■ MATERIAL FOR THE TASK

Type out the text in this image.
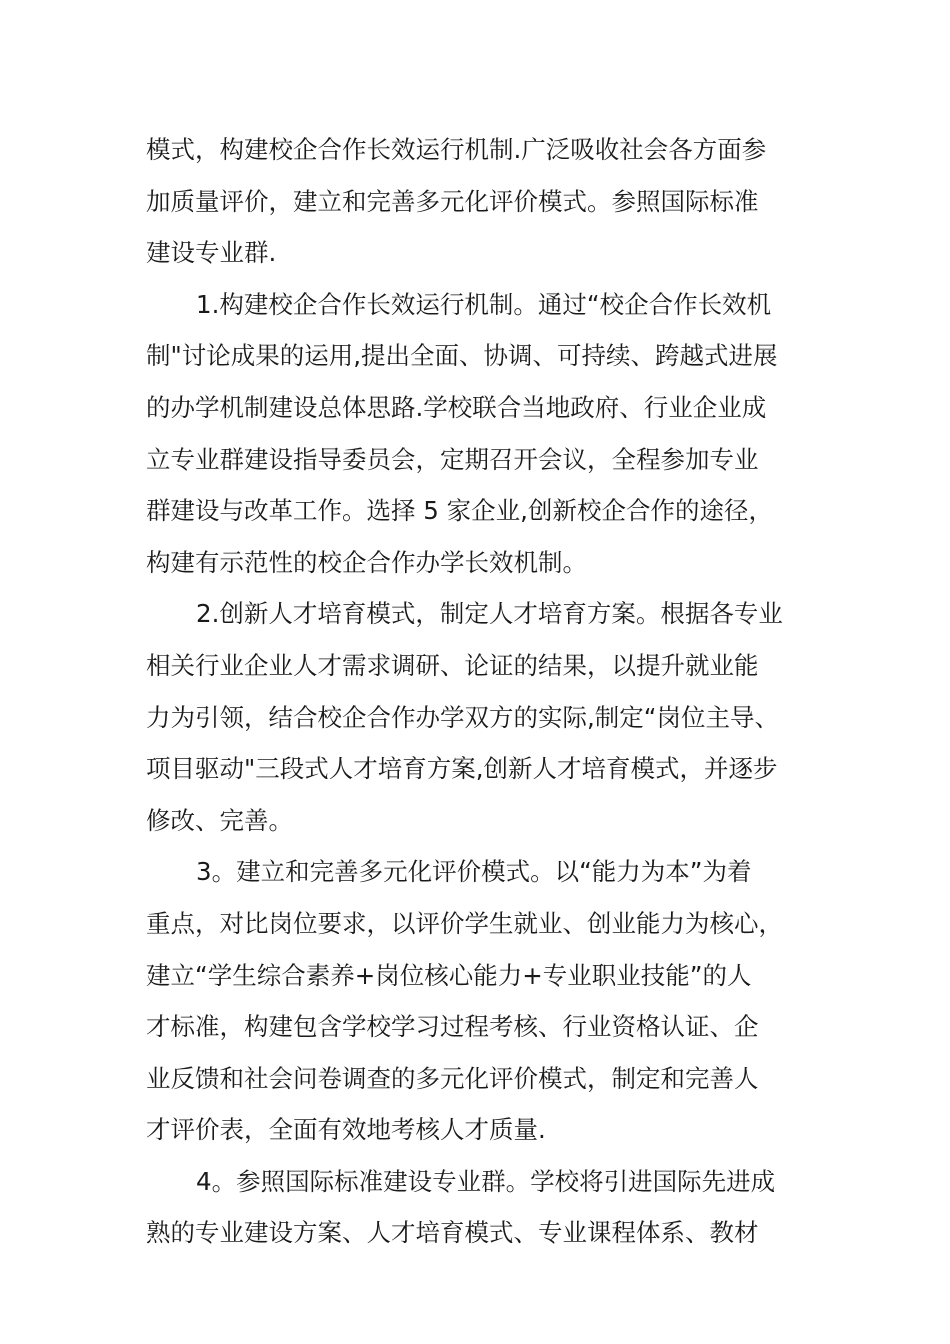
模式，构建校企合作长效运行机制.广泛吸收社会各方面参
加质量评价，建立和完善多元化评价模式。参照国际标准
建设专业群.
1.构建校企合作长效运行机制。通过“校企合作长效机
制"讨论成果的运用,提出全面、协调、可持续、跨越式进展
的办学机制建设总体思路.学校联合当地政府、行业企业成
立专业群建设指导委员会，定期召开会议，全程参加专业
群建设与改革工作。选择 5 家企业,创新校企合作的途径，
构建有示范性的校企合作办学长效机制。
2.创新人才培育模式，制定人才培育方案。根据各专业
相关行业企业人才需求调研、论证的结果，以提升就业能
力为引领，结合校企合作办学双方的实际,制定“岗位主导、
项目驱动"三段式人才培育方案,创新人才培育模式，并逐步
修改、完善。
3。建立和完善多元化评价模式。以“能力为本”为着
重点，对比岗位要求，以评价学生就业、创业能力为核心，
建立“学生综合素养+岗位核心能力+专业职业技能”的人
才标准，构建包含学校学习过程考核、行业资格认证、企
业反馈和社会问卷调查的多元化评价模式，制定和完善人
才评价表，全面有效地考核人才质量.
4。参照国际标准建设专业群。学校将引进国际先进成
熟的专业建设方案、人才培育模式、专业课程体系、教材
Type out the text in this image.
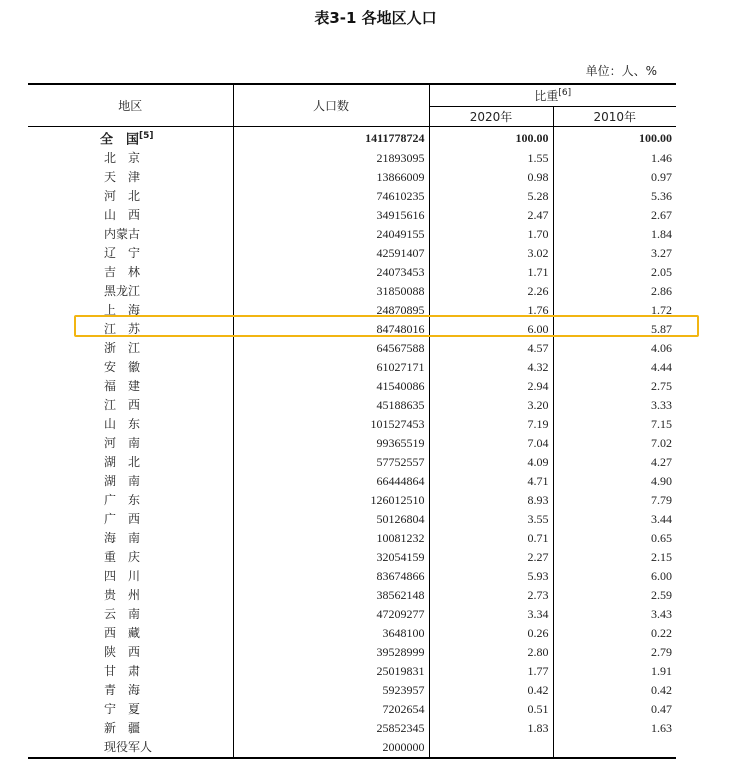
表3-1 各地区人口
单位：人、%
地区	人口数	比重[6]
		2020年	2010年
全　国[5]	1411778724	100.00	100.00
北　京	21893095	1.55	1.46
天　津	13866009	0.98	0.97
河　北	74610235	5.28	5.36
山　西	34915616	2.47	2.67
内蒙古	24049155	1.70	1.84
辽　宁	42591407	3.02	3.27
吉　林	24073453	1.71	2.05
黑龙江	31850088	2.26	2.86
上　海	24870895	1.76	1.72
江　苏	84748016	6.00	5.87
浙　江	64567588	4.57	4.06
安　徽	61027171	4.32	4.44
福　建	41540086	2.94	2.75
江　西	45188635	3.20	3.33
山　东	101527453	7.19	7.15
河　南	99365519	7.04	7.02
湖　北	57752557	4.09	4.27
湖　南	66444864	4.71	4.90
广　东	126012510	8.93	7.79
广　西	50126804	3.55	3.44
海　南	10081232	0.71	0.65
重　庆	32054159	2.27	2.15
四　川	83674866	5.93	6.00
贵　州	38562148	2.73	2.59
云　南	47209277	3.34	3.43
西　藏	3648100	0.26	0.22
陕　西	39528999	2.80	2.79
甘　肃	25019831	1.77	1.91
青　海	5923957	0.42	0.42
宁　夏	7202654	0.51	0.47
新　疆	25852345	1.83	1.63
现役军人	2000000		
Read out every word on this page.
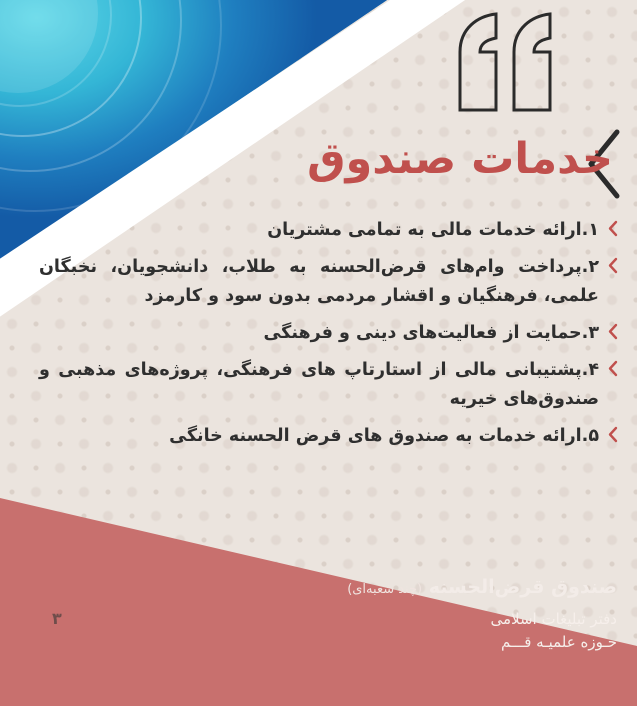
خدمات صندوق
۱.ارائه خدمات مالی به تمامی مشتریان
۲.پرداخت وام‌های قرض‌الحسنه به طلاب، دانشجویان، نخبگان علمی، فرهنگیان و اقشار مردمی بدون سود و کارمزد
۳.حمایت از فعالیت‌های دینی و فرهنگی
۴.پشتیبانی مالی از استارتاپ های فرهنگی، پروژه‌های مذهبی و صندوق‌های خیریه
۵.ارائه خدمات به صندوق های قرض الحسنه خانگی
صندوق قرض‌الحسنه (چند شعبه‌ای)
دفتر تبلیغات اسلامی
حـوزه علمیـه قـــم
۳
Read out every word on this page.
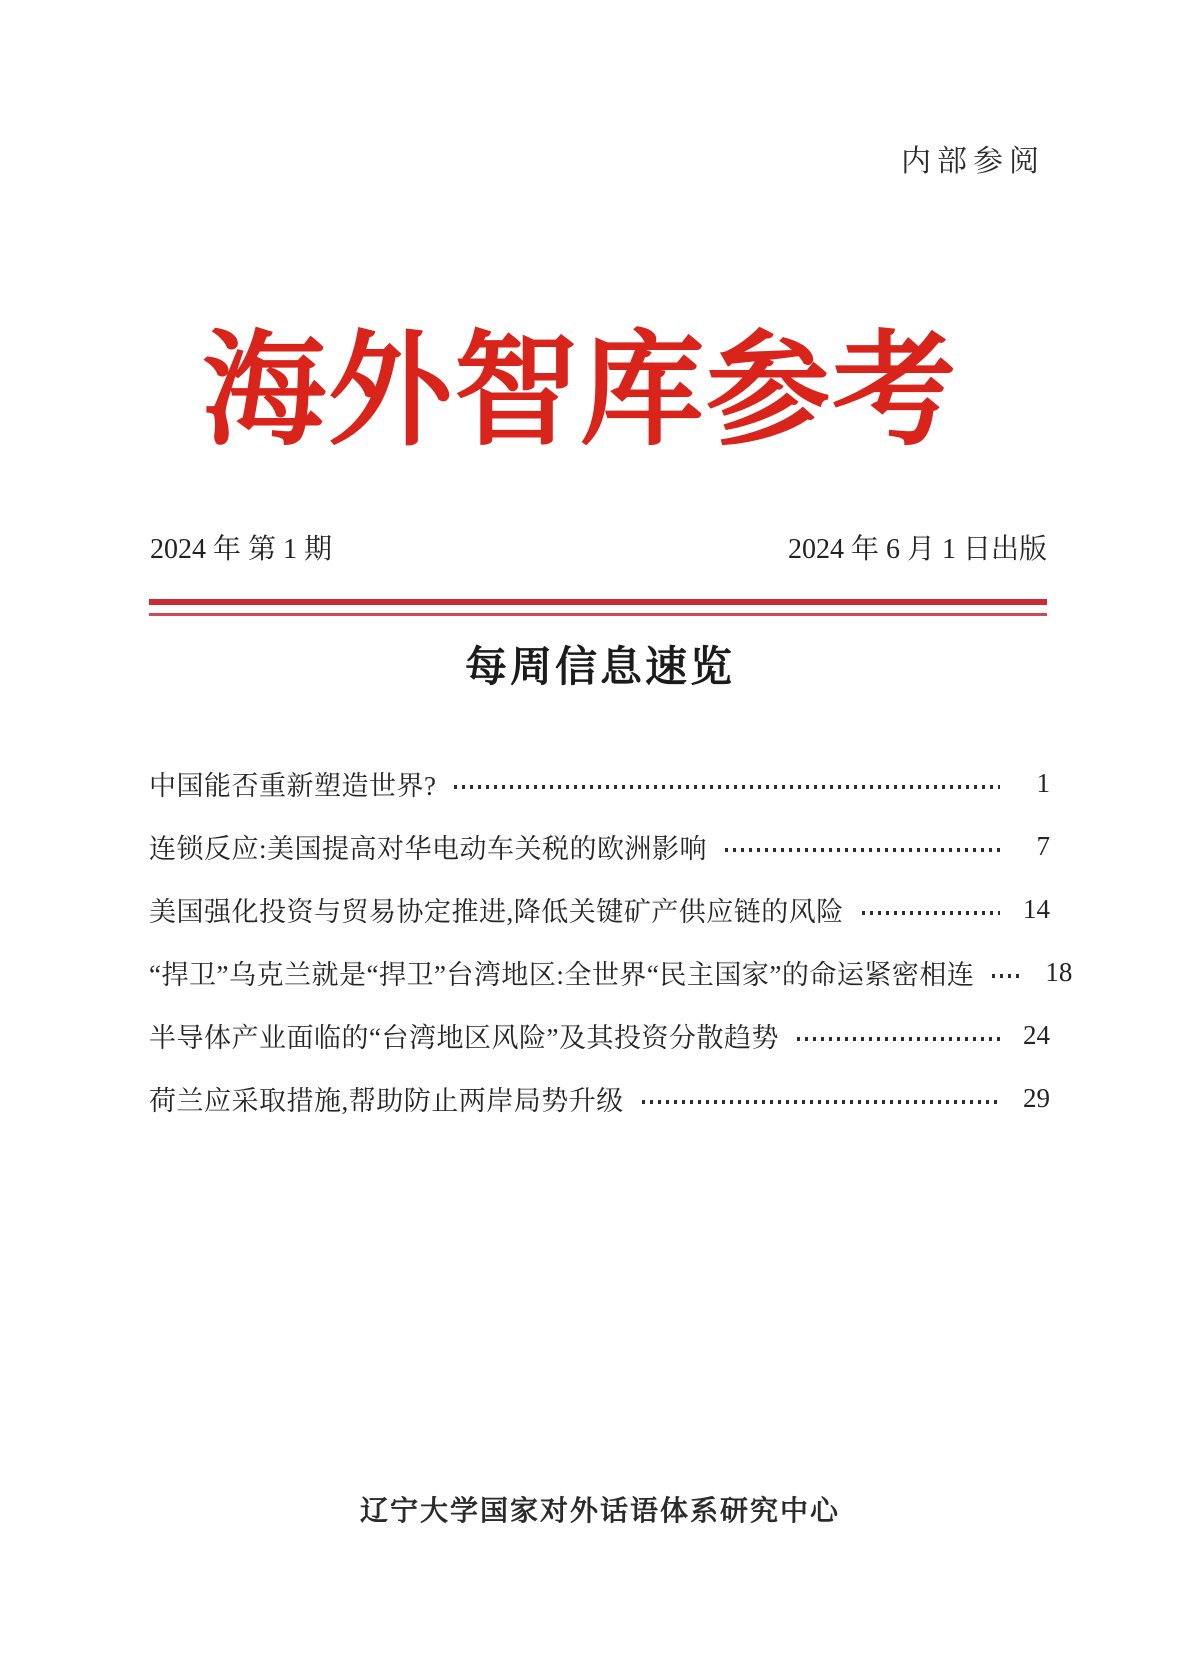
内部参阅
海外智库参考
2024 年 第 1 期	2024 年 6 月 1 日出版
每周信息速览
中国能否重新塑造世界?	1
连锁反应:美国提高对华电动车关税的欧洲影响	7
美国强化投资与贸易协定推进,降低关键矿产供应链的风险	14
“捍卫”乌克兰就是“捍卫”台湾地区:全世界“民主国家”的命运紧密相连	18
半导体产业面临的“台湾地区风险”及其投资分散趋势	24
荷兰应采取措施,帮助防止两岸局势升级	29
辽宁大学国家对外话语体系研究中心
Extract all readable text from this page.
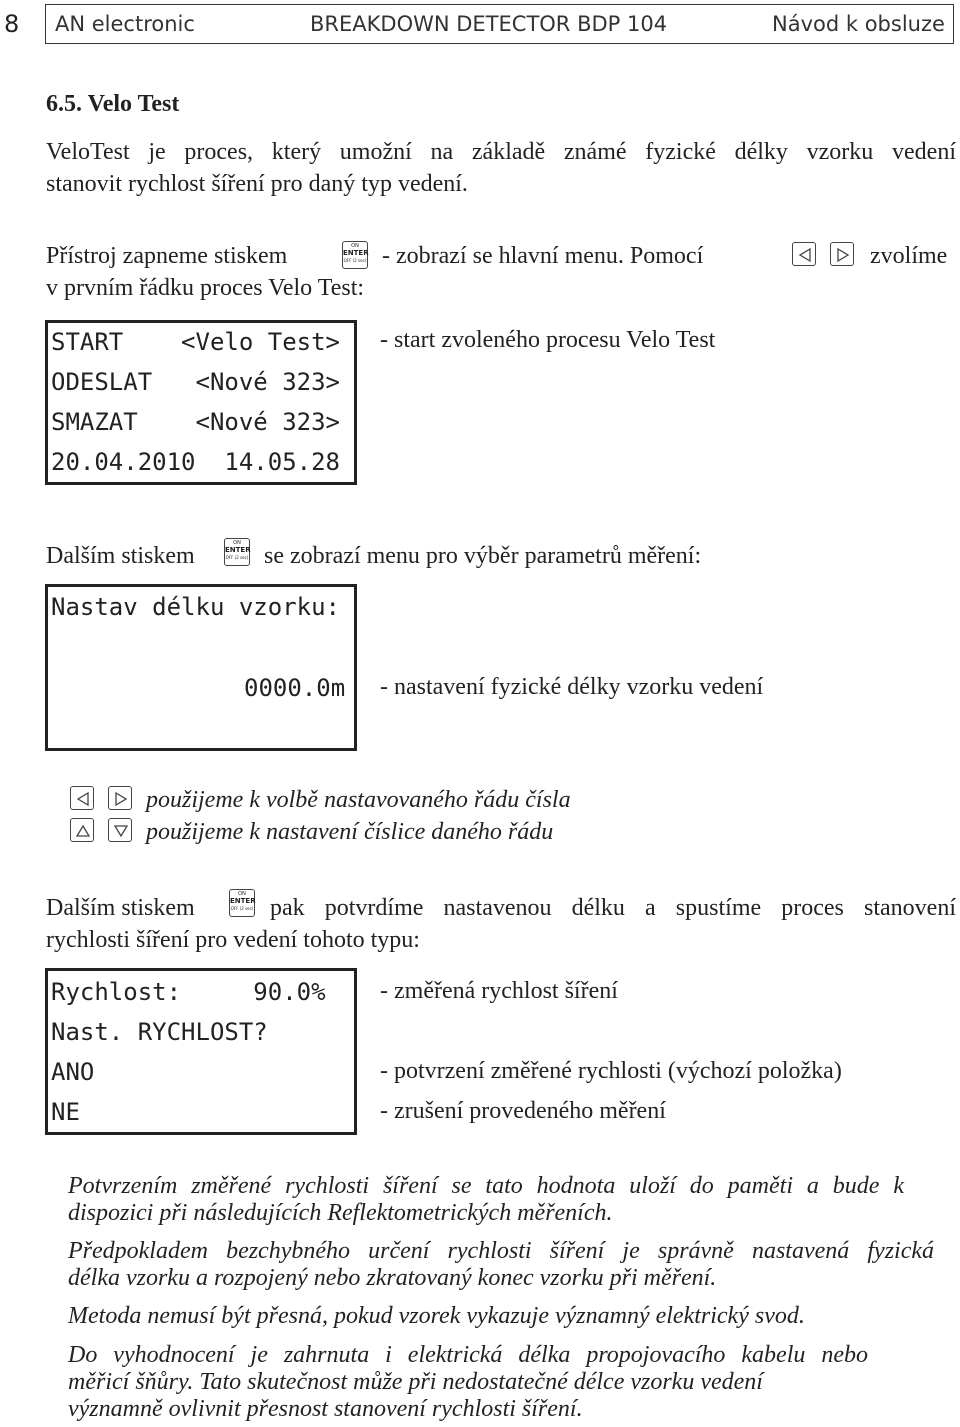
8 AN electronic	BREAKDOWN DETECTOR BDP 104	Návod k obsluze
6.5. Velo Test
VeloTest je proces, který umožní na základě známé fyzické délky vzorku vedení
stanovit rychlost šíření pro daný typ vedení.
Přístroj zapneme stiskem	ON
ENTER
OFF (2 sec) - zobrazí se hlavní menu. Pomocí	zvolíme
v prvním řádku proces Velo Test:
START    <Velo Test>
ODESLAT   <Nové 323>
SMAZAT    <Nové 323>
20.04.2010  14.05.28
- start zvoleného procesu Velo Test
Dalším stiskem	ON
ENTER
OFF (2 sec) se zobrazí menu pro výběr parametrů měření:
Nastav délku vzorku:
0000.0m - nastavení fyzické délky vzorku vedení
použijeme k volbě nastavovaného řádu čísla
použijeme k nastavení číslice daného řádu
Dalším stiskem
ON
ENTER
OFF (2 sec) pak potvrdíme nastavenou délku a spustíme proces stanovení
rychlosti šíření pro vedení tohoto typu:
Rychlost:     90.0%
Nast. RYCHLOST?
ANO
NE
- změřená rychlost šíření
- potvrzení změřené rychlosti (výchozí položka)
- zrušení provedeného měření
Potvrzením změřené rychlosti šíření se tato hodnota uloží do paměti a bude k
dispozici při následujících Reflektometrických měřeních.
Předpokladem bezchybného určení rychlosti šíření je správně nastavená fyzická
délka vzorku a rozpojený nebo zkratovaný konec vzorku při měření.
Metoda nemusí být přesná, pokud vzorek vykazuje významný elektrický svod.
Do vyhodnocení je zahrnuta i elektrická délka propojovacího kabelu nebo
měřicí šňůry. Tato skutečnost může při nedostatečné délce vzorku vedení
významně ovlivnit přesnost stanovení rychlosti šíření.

■ GOAL OF THE EXERCISE
From the data, pick out every line that includes "stiskem".

■ EXERCISE SOLUTION
Přístroj zapneme stiskem	ON
Dalším stiskem	ON
Dalším stiskem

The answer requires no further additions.